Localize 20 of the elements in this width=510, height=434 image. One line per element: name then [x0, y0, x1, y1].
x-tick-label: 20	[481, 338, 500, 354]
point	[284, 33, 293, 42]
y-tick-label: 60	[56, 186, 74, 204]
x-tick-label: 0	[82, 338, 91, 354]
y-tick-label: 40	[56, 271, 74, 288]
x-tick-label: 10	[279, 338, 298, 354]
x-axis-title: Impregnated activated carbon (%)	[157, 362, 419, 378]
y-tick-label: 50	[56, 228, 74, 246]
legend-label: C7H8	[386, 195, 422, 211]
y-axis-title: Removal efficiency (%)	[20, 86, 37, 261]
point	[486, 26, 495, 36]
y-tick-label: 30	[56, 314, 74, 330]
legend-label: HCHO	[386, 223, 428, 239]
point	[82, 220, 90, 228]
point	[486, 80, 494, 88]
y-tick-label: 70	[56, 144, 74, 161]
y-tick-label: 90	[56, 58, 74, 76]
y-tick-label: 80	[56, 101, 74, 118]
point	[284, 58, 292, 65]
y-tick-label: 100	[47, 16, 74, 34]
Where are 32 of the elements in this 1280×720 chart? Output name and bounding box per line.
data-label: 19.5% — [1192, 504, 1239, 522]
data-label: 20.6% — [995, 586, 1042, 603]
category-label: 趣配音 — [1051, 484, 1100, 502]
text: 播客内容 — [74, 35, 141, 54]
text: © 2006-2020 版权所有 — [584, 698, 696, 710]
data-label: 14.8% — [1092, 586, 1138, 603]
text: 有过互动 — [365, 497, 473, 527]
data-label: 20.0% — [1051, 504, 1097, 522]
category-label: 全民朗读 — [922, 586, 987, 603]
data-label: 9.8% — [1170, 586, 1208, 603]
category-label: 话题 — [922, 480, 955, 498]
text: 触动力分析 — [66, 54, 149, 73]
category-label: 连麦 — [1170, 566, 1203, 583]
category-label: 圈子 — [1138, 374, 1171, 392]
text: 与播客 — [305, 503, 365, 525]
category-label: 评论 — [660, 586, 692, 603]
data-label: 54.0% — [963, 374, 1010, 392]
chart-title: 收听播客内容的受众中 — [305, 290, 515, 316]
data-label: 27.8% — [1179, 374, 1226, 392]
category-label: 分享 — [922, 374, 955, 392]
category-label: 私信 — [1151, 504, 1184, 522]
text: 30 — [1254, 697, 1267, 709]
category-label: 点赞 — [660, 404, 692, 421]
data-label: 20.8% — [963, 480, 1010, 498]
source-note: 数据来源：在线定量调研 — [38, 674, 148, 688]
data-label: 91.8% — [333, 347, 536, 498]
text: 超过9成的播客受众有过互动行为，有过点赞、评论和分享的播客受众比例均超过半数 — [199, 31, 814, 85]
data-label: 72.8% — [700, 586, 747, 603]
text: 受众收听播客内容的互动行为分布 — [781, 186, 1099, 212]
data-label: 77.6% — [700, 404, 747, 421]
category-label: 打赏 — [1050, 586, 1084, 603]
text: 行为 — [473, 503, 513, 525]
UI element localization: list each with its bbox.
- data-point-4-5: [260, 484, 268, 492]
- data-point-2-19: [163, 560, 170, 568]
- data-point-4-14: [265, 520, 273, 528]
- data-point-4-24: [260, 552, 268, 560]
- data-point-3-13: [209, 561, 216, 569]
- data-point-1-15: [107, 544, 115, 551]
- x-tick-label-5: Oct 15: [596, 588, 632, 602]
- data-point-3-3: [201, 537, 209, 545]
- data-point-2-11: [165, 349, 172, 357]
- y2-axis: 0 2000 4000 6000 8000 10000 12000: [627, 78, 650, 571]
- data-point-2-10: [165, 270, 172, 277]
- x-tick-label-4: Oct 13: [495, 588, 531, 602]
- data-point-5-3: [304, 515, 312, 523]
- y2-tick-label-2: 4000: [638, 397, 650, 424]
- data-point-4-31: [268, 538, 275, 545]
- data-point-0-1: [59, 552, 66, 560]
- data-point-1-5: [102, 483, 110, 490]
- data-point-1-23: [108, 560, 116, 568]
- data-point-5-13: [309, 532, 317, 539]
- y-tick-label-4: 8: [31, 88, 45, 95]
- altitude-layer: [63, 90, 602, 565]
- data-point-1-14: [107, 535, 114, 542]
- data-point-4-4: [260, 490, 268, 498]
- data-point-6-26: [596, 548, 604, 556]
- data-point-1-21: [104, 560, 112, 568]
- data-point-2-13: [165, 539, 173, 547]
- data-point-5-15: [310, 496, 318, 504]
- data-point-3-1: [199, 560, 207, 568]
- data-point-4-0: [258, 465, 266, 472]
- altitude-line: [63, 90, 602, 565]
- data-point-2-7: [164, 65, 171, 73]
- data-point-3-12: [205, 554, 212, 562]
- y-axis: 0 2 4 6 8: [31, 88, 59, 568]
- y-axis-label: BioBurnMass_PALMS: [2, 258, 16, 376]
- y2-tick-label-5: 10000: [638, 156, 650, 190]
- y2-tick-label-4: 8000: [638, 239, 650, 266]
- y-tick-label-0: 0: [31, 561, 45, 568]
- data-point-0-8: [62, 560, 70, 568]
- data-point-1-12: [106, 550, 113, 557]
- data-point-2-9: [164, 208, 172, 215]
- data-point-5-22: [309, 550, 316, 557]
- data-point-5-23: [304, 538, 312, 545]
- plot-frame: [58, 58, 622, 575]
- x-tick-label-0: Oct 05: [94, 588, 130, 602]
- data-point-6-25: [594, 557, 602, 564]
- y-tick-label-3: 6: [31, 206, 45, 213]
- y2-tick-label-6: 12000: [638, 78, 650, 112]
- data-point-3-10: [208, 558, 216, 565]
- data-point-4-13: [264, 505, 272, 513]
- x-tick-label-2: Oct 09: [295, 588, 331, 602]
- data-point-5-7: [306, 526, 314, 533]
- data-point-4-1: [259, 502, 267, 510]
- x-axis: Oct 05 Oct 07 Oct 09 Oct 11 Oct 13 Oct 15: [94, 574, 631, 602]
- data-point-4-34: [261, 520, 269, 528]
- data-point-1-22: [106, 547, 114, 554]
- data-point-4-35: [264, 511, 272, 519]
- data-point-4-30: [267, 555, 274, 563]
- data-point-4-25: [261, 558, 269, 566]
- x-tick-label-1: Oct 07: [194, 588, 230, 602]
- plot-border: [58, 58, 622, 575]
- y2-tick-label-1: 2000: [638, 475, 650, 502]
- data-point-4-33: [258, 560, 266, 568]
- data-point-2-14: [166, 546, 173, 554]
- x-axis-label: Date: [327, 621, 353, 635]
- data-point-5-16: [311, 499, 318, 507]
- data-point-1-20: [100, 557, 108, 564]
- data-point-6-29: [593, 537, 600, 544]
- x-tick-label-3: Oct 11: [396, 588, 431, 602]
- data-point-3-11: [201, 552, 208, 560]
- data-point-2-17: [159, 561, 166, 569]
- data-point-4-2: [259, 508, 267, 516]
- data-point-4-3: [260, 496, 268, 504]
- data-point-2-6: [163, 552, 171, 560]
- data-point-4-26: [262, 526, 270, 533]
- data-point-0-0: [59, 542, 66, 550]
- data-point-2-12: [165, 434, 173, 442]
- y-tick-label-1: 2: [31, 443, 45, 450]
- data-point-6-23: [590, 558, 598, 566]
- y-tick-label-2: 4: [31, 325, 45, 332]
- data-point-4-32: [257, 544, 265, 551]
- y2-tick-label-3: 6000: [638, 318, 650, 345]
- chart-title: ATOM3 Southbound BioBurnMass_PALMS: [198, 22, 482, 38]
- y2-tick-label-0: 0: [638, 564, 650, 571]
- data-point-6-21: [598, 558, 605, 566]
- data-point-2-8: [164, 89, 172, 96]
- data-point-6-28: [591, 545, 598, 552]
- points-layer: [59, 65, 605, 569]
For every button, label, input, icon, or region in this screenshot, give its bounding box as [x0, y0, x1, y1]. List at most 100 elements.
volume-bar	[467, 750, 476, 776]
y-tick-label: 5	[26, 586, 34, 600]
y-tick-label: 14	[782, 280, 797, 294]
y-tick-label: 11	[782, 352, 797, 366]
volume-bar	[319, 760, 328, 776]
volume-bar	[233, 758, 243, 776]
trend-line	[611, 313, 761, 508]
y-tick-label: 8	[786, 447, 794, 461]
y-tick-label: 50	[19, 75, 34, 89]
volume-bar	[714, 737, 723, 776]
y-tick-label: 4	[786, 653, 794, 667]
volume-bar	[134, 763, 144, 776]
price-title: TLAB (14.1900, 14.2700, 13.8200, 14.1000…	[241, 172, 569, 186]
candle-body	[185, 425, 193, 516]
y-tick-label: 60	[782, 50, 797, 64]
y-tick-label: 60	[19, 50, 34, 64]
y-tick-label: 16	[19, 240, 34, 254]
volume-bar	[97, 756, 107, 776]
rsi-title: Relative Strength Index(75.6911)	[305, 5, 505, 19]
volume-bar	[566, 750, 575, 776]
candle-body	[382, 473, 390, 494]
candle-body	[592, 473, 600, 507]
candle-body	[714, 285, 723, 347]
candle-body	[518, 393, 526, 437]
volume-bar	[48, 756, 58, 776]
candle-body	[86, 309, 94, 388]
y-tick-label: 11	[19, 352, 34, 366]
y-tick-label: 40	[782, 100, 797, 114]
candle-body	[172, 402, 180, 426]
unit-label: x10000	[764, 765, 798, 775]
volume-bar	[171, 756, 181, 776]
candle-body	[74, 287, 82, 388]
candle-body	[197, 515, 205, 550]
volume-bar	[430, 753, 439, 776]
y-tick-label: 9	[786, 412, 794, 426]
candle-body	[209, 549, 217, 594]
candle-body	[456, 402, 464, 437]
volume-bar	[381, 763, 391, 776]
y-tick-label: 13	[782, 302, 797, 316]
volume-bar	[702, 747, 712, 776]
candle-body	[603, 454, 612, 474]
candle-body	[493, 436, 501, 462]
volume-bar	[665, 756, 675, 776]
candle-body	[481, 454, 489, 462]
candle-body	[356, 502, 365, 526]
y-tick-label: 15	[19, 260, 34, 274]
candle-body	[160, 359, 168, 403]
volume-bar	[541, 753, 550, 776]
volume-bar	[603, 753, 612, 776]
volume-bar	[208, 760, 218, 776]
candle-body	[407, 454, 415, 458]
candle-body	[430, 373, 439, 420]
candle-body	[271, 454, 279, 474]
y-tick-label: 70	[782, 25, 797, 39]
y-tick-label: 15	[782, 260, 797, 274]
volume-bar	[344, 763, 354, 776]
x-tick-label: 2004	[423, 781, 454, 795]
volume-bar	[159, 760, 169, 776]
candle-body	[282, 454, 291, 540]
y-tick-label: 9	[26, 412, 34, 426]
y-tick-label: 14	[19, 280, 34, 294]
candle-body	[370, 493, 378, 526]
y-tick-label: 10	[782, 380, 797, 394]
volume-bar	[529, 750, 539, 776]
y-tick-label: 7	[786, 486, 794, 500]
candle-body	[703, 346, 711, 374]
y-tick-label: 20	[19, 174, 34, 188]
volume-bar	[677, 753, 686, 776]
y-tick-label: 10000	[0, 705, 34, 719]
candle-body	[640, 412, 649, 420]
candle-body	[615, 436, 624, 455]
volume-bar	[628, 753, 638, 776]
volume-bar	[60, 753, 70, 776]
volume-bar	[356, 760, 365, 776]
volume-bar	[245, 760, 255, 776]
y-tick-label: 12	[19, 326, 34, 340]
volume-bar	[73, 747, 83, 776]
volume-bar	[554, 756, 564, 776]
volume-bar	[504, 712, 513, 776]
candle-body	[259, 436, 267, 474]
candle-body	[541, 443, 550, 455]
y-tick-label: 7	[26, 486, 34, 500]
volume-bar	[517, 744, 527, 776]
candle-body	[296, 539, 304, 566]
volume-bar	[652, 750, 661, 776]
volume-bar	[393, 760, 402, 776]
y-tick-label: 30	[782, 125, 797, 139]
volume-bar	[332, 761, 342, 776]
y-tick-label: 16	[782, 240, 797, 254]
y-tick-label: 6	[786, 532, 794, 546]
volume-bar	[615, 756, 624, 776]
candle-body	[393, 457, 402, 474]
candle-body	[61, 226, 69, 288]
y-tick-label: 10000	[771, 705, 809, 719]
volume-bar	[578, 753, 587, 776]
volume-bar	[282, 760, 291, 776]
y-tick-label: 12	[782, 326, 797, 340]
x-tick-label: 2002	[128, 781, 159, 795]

——————————

Given task: Return the material without changes, from its first line through the line that contains "category-label: 趣配音 — [1051, 484, 1100, 502]", with both of those lines included.

Solved exercise:
Localize 20 of the elements in this width=510, height=434 image. One line per element: name then [x0, y0, x1, y1].
x-tick-label: 20	[481, 338, 500, 354]
point	[284, 33, 293, 42]
y-tick-label: 60	[56, 186, 74, 204]
x-tick-label: 0	[82, 338, 91, 354]
y-tick-label: 40	[56, 271, 74, 288]
x-tick-label: 10	[279, 338, 298, 354]
x-axis-title: Impregnated activated carbon (%)	[157, 362, 419, 378]
y-tick-label: 50	[56, 228, 74, 246]
legend-label: C7H8	[386, 195, 422, 211]
y-axis-title: Removal efficiency (%)	[20, 86, 37, 261]
point	[486, 26, 495, 36]
y-tick-label: 30	[56, 314, 74, 330]
legend-label: HCHO	[386, 223, 428, 239]
point	[82, 220, 90, 228]
point	[486, 80, 494, 88]
y-tick-label: 70	[56, 144, 74, 161]
y-tick-label: 90	[56, 58, 74, 76]
y-tick-label: 80	[56, 101, 74, 118]
point	[284, 58, 292, 65]
y-tick-label: 100	[47, 16, 74, 34]
Where are 32 of the elements in this 1280×720 chart? Output name and bounding box per line.
data-label: 19.5% — [1192, 504, 1239, 522]
data-label: 20.6% — [995, 586, 1042, 603]
category-label: 趣配音 — [1051, 484, 1100, 502]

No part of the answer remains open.